GOAL: Exactly reproduce the lines from the line containing "Give me a plain-text" to the end of the data below, inclusive, and nothing else.

EXERCISE DATA:
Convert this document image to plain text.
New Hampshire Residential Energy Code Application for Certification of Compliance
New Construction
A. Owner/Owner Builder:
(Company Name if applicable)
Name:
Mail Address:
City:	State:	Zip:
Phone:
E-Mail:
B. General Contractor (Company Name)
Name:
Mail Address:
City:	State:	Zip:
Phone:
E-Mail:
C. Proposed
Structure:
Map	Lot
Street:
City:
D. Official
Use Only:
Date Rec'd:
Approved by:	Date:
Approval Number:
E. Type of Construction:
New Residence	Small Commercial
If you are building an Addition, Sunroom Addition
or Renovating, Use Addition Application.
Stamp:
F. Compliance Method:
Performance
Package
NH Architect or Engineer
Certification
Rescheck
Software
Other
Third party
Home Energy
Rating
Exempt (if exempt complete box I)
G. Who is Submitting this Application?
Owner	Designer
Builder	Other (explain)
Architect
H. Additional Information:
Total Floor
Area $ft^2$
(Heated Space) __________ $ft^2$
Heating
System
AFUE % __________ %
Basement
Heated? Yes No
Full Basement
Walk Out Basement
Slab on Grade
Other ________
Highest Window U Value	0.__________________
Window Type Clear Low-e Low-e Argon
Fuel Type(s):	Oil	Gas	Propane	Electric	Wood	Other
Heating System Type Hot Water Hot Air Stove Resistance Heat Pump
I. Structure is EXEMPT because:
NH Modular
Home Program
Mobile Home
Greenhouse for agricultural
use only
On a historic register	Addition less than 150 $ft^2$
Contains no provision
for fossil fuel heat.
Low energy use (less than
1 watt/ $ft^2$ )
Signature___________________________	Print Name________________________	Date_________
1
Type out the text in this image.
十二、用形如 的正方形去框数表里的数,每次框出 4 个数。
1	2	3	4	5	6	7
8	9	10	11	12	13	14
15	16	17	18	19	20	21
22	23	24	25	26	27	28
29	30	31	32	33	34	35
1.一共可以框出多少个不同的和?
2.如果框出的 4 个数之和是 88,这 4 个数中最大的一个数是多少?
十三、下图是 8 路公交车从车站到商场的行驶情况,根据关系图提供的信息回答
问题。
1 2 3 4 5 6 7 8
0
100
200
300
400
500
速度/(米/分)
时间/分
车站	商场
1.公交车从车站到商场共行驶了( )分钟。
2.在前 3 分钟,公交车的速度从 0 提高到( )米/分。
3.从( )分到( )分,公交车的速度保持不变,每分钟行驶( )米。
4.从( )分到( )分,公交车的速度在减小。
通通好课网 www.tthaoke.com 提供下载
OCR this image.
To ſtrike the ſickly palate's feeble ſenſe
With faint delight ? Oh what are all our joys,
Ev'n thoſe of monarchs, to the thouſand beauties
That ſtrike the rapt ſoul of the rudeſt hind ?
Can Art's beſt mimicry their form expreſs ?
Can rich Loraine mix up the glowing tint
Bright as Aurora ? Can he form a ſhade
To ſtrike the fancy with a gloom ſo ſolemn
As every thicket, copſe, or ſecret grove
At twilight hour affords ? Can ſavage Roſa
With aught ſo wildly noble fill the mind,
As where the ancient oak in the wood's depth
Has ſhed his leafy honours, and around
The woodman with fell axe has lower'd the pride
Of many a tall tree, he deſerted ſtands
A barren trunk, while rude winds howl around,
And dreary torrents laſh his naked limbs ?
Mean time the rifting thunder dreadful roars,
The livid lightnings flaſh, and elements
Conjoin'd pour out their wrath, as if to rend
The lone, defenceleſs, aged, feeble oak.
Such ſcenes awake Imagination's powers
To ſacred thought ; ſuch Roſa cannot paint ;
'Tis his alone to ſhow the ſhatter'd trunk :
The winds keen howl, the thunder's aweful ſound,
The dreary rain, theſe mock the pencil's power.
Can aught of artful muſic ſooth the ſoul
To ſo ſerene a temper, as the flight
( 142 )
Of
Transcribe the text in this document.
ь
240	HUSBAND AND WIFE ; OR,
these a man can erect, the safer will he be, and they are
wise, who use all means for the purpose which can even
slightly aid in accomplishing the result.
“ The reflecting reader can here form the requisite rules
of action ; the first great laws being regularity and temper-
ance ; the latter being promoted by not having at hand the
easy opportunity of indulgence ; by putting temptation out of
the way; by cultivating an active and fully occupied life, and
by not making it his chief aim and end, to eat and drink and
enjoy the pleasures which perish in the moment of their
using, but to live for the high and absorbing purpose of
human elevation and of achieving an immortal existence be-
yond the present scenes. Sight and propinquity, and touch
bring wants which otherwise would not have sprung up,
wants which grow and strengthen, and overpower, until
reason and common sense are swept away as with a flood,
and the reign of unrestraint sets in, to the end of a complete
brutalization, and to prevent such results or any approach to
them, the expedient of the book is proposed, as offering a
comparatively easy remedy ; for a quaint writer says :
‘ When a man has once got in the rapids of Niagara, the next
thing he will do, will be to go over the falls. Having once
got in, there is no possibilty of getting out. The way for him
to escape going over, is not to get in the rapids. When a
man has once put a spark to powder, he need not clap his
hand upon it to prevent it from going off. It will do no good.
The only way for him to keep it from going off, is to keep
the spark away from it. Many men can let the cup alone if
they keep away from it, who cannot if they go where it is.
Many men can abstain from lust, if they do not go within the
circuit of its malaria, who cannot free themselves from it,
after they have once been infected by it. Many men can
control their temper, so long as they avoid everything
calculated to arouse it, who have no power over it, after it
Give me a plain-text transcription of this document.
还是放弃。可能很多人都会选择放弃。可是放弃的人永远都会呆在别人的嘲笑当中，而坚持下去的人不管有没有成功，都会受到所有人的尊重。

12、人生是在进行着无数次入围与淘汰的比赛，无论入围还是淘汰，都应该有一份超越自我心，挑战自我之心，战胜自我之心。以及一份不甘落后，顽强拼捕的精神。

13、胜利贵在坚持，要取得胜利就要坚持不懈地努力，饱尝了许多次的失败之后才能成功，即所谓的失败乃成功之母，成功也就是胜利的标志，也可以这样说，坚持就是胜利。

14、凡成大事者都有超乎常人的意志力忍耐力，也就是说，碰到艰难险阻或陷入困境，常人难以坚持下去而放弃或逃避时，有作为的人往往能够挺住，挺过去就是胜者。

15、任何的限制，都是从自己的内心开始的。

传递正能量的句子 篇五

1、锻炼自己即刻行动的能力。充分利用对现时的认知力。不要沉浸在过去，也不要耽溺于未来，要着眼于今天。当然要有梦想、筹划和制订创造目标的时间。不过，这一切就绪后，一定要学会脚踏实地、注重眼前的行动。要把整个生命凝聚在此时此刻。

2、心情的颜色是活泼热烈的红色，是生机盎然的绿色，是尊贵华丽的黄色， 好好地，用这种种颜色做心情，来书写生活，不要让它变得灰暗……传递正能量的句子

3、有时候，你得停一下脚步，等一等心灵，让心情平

SOLUTION FOR THIS EXERCISE:
Give me a plain-text transcription of this document.
还是放弃。可能很多人都会选择放弃。可是放弃的人永远都会呆在别人的嘲笑当中，而坚持下去的人不管有没有成功，都会受到所有人的尊重。

12、人生是在进行着无数次入围与淘汰的比赛，无论入围还是淘汰，都应该有一份超越自我心，挑战自我之心，战胜自我之心。以及一份不甘落后，顽强拼捕的精神。

13、胜利贵在坚持，要取得胜利就要坚持不懈地努力，饱尝了许多次的失败之后才能成功，即所谓的失败乃成功之母，成功也就是胜利的标志，也可以这样说，坚持就是胜利。

14、凡成大事者都有超乎常人的意志力忍耐力，也就是说，碰到艰难险阻或陷入困境，常人难以坚持下去而放弃或逃避时，有作为的人往往能够挺住，挺过去就是胜者。

15、任何的限制，都是从自己的内心开始的。

传递正能量的句子 篇五

1、锻炼自己即刻行动的能力。充分利用对现时的认知力。不要沉浸在过去，也不要耽溺于未来，要着眼于今天。当然要有梦想、筹划和制订创造目标的时间。不过，这一切就绪后，一定要学会脚踏实地、注重眼前的行动。要把整个生命凝聚在此时此刻。

2、心情的颜色是活泼热烈的红色，是生机盎然的绿色，是尊贵华丽的黄色， 好好地，用这种种颜色做心情，来书写生活，不要让它变得灰暗……传递正能量的句子

3、有时候，你得停一下脚步，等一等心灵，让心情平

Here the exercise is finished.